_Problem to solve_. The answer should be each line from the entries below that has the word "name" in it.

Study material Block Start

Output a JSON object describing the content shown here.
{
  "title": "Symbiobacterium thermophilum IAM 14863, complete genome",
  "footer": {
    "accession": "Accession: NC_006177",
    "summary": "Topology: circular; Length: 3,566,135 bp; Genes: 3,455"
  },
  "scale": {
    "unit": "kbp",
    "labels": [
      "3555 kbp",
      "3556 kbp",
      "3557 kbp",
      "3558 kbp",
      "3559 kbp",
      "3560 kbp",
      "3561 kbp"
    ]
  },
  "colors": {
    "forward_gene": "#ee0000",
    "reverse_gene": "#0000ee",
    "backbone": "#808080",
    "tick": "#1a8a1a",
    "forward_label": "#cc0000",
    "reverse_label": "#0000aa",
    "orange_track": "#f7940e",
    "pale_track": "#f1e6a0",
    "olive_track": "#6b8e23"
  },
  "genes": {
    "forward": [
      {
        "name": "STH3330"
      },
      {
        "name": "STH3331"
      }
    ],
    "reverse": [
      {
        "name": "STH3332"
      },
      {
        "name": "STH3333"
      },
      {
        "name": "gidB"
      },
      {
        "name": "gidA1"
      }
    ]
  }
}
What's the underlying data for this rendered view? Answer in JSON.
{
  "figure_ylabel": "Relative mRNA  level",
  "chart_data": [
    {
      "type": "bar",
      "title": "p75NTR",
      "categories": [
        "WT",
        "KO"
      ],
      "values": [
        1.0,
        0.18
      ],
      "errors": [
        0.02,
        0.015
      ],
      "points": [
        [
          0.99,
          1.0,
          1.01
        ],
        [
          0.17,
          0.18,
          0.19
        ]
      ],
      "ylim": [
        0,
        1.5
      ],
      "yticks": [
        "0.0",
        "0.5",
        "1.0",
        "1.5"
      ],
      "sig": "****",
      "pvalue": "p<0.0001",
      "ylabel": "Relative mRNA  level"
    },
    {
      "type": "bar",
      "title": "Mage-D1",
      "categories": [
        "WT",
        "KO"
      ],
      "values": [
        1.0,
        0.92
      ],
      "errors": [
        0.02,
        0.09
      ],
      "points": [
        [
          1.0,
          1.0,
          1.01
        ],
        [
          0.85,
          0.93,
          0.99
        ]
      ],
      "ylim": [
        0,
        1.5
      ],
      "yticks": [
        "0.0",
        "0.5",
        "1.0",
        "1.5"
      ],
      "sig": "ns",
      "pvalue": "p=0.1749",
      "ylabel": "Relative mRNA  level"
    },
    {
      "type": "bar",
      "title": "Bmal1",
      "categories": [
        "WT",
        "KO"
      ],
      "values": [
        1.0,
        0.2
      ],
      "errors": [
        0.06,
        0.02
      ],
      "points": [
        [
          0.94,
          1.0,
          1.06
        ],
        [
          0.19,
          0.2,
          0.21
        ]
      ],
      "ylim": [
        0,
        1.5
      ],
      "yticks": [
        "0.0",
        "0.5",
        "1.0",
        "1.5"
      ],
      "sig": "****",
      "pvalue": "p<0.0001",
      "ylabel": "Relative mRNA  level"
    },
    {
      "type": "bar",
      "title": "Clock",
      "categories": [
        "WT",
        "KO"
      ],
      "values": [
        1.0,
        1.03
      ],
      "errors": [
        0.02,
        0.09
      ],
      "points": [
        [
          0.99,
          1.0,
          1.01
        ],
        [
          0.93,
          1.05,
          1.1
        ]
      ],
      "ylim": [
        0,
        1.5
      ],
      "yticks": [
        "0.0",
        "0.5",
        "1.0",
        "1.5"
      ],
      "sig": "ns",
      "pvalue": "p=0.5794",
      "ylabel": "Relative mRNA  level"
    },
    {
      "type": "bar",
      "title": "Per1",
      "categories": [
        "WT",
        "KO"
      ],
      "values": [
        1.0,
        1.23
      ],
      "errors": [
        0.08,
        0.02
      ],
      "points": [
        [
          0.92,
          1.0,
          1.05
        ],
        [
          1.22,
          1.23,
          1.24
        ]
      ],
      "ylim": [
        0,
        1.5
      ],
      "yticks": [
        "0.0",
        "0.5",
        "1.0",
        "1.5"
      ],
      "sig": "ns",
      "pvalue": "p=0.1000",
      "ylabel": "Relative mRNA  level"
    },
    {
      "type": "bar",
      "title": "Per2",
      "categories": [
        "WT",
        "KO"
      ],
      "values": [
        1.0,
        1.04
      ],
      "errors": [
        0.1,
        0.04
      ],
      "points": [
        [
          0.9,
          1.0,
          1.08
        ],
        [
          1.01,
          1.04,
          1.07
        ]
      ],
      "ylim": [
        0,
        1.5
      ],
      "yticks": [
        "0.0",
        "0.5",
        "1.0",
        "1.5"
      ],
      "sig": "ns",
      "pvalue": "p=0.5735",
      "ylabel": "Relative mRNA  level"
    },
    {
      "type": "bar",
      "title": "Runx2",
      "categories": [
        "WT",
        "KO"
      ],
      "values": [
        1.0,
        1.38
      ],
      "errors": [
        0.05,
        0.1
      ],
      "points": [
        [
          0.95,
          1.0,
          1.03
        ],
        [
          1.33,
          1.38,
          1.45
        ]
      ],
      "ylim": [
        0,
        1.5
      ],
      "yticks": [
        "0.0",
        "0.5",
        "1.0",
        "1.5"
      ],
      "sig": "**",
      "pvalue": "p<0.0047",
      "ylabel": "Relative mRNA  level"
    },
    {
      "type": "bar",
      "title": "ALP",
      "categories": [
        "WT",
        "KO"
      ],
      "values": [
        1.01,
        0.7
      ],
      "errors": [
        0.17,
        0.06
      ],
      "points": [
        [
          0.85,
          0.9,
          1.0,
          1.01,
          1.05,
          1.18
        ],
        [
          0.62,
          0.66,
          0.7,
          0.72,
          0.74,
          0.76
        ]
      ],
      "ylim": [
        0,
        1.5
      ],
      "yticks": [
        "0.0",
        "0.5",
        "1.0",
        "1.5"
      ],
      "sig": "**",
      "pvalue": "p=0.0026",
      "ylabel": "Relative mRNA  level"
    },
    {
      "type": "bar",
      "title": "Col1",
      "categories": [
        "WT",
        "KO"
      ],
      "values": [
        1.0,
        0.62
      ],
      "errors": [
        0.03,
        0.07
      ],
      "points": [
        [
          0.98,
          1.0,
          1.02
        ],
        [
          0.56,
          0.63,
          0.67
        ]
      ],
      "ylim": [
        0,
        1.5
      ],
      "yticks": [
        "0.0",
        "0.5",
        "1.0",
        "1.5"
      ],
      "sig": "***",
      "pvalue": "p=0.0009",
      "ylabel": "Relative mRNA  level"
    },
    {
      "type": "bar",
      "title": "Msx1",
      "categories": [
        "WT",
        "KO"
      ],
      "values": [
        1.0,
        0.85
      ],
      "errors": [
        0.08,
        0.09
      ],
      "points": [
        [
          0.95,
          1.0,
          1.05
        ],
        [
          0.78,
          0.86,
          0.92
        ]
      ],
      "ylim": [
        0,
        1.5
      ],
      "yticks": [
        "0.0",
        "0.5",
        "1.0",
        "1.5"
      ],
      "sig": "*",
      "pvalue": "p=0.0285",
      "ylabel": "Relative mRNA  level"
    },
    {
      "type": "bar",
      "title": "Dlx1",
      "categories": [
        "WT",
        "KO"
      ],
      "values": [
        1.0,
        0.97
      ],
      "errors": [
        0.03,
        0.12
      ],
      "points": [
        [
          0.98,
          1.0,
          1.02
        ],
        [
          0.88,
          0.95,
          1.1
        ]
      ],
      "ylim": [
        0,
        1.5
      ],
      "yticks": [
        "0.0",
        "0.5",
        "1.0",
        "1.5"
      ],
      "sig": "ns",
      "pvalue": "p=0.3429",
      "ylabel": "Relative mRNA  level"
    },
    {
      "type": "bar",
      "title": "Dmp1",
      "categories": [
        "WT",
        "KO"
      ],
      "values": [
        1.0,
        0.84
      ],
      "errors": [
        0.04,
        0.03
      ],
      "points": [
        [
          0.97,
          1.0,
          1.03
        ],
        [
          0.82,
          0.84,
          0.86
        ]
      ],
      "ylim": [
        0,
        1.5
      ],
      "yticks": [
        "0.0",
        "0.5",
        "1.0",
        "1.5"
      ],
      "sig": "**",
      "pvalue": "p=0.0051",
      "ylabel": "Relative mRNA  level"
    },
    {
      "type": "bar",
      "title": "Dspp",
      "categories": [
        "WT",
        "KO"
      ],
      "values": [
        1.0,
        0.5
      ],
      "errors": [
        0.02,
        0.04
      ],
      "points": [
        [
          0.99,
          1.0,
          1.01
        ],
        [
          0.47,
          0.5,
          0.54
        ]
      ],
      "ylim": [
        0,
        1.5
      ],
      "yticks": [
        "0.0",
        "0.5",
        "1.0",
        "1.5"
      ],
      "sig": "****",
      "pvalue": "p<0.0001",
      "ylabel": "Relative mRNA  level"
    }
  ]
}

Study material Block End

_Task output_.
        "name": "STH3330"
        "name": "STH3331"
        "name": "STH3332"
        "name": "STH3333"
        "name": "gidB"
        "name": "gidA1"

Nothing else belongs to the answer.